-- Short exercise --
Pick out every line in the data below that holds "纳米技术就在我们身边".

-- Raw records --
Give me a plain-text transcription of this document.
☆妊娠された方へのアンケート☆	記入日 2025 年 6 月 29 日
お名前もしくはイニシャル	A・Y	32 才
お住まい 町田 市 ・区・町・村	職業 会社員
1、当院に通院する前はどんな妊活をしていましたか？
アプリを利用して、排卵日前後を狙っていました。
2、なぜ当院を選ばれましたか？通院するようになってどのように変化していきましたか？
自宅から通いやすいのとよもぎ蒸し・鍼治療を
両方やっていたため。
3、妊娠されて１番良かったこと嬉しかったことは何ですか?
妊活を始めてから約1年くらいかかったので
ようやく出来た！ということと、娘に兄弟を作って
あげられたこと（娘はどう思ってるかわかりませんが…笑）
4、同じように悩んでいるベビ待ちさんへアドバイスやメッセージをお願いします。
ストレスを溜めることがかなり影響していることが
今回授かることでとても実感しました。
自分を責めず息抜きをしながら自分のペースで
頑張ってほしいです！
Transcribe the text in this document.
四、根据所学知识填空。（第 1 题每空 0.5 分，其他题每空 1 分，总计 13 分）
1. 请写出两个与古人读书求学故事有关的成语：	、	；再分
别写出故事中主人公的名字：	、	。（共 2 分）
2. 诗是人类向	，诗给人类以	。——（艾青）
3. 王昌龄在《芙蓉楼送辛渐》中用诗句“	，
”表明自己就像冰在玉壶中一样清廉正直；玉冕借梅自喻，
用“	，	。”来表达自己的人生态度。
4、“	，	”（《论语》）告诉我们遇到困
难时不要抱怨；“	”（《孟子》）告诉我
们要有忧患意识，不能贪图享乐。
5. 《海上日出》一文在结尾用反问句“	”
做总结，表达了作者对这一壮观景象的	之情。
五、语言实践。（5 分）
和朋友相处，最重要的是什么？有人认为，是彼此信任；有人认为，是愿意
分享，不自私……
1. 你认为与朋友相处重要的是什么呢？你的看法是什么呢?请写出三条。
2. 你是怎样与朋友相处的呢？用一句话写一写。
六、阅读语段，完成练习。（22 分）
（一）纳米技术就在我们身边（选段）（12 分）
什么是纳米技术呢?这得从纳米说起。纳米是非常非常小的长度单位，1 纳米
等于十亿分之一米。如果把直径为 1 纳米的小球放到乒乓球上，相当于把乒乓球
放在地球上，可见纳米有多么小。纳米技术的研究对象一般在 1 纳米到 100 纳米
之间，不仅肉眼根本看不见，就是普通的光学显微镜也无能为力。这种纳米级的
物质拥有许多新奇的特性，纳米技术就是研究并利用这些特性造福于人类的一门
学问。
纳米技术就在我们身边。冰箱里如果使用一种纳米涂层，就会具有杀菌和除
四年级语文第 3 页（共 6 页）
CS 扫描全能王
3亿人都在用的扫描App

-- Correct answer --
（一）纳米技术就在我们身边（选段）（12 分）
纳米技术就在我们身边。冰箱里如果使用一种纳米涂层，就会具有杀菌和除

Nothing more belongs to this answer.